## Start

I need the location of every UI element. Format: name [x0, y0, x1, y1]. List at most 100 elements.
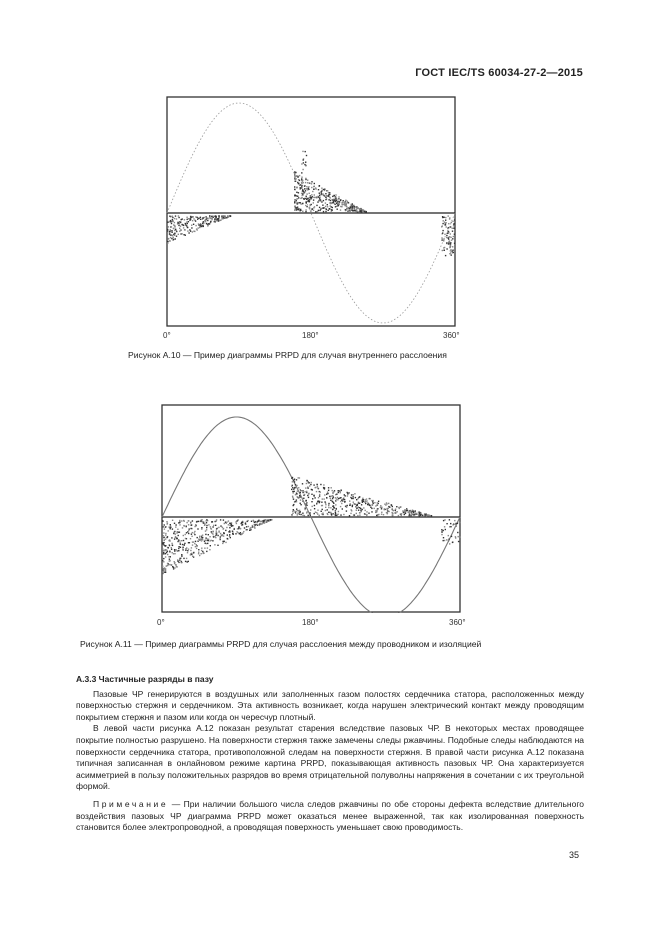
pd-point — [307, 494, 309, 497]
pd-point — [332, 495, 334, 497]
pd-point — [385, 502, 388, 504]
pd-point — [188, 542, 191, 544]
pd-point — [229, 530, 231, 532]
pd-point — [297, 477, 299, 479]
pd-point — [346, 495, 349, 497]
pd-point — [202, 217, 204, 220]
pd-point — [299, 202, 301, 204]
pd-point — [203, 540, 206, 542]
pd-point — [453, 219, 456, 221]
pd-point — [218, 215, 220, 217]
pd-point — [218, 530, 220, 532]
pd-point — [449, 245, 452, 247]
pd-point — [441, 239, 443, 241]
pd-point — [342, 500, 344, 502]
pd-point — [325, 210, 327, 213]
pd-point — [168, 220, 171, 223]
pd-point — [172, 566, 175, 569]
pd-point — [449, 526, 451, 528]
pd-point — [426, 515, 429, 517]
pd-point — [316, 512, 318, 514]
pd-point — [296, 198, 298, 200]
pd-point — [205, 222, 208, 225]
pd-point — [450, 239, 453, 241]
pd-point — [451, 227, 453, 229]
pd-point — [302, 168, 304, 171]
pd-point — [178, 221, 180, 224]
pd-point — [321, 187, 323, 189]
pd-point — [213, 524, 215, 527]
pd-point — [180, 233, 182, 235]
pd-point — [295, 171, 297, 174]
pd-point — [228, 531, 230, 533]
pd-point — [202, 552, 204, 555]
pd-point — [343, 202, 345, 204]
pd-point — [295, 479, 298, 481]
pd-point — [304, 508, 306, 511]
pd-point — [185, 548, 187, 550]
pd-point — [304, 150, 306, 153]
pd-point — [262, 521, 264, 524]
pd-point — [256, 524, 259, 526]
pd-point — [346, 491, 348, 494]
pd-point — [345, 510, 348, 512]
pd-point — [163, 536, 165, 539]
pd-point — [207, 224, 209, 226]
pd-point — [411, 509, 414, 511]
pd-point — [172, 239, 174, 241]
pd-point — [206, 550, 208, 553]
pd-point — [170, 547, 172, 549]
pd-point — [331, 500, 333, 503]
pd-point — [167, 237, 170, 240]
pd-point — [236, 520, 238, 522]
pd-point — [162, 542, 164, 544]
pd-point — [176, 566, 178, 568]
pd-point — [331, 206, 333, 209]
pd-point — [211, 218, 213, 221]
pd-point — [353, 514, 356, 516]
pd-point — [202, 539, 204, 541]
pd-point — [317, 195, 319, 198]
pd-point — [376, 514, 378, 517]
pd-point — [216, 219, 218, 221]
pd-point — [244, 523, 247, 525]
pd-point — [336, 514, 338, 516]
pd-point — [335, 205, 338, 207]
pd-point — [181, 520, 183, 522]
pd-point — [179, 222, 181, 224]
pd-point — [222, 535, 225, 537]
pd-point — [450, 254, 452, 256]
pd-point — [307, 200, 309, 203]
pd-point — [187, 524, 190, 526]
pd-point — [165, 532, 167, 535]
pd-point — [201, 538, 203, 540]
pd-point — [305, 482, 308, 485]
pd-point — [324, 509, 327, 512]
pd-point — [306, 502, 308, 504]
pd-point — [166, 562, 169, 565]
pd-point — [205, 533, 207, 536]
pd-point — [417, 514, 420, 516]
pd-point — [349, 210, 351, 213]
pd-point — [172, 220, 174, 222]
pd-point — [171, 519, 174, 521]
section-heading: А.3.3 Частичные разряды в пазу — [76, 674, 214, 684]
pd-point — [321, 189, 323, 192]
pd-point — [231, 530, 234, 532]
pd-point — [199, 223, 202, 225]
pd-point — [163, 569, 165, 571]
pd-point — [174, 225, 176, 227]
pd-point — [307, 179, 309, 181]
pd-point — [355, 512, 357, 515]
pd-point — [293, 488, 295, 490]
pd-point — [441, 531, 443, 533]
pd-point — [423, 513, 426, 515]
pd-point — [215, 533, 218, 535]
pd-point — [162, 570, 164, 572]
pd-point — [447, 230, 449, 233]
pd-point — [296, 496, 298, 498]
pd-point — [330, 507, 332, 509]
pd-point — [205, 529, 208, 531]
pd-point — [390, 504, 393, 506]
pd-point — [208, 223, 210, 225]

## End

WHAT YOU ARE ASKED TO DO - Can you rewrite the entries above with "pd-point" replaced by "pd-marker" everywhere and nothing else changed? Leave out the pictures.

ANSWER FOR THE TASK -
I need the location of every UI element. Format: name [x0, y0, x1, y1]. List at most 100 elements.
pd-marker — [307, 494, 309, 497]
pd-marker — [332, 495, 334, 497]
pd-marker — [385, 502, 388, 504]
pd-marker — [188, 542, 191, 544]
pd-marker — [229, 530, 231, 532]
pd-marker — [297, 477, 299, 479]
pd-marker — [346, 495, 349, 497]
pd-marker — [202, 217, 204, 220]
pd-marker — [299, 202, 301, 204]
pd-marker — [203, 540, 206, 542]
pd-marker — [453, 219, 456, 221]
pd-marker — [218, 215, 220, 217]
pd-marker — [218, 530, 220, 532]
pd-marker — [449, 245, 452, 247]
pd-marker — [441, 239, 443, 241]
pd-marker — [342, 500, 344, 502]
pd-marker — [325, 210, 327, 213]
pd-marker — [168, 220, 171, 223]
pd-marker — [172, 566, 175, 569]
pd-marker — [449, 526, 451, 528]
pd-marker — [426, 515, 429, 517]
pd-marker — [316, 512, 318, 514]
pd-marker — [296, 198, 298, 200]
pd-marker — [205, 222, 208, 225]
pd-marker — [450, 239, 453, 241]
pd-marker — [451, 227, 453, 229]
pd-marker — [302, 168, 304, 171]
pd-marker — [178, 221, 180, 224]
pd-marker — [321, 187, 323, 189]
pd-marker — [213, 524, 215, 527]
pd-marker — [180, 233, 182, 235]
pd-marker — [295, 171, 297, 174]
pd-marker — [228, 531, 230, 533]
pd-marker — [202, 552, 204, 555]
pd-marker — [343, 202, 345, 204]
pd-marker — [295, 479, 298, 481]
pd-marker — [304, 508, 306, 511]
pd-marker — [185, 548, 187, 550]
pd-marker — [304, 150, 306, 153]
pd-marker — [262, 521, 264, 524]
pd-marker — [256, 524, 259, 526]
pd-marker — [346, 491, 348, 494]
pd-marker — [345, 510, 348, 512]
pd-marker — [163, 536, 165, 539]
pd-marker — [207, 224, 209, 226]
pd-marker — [411, 509, 414, 511]
pd-marker — [172, 239, 174, 241]
pd-marker — [206, 550, 208, 553]
pd-marker — [170, 547, 172, 549]
pd-marker — [331, 500, 333, 503]
pd-marker — [167, 237, 170, 240]
pd-marker — [236, 520, 238, 522]
pd-marker — [162, 542, 164, 544]
pd-marker — [176, 566, 178, 568]
pd-marker — [331, 206, 333, 209]
pd-marker — [211, 218, 213, 221]
pd-marker — [353, 514, 356, 516]
pd-marker — [202, 539, 204, 541]
pd-marker — [317, 195, 319, 198]
pd-marker — [376, 514, 378, 517]
pd-marker — [216, 219, 218, 221]
pd-marker — [244, 523, 247, 525]
pd-marker — [336, 514, 338, 516]
pd-marker — [335, 205, 338, 207]
pd-marker — [181, 520, 183, 522]
pd-marker — [179, 222, 181, 224]
pd-marker — [222, 535, 225, 537]
pd-marker — [450, 254, 452, 256]
pd-marker — [307, 200, 309, 203]
pd-marker — [187, 524, 190, 526]
pd-marker — [165, 532, 167, 535]
pd-marker — [201, 538, 203, 540]
pd-marker — [305, 482, 308, 485]
pd-marker — [324, 509, 327, 512]
pd-marker — [306, 502, 308, 504]
pd-marker — [166, 562, 169, 565]
pd-marker — [205, 533, 207, 536]
pd-marker — [417, 514, 420, 516]
pd-marker — [349, 210, 351, 213]
pd-marker — [172, 220, 174, 222]
pd-marker — [171, 519, 174, 521]
section-heading: А.3.3 Частичные разряды в пазу — [76, 674, 214, 684]
pd-marker — [321, 189, 323, 192]
pd-marker — [231, 530, 234, 532]
pd-marker — [199, 223, 202, 225]
pd-marker — [163, 569, 165, 571]
pd-marker — [174, 225, 176, 227]
pd-marker — [307, 179, 309, 181]
pd-marker — [355, 512, 357, 515]
pd-marker — [293, 488, 295, 490]
pd-marker — [441, 531, 443, 533]
pd-marker — [423, 513, 426, 515]
pd-marker — [215, 533, 218, 535]
pd-marker — [162, 570, 164, 572]
pd-marker — [447, 230, 449, 233]
pd-marker — [296, 496, 298, 498]
pd-marker — [330, 507, 332, 509]
pd-marker — [205, 529, 208, 531]
pd-marker — [390, 504, 393, 506]
pd-marker — [208, 223, 210, 225]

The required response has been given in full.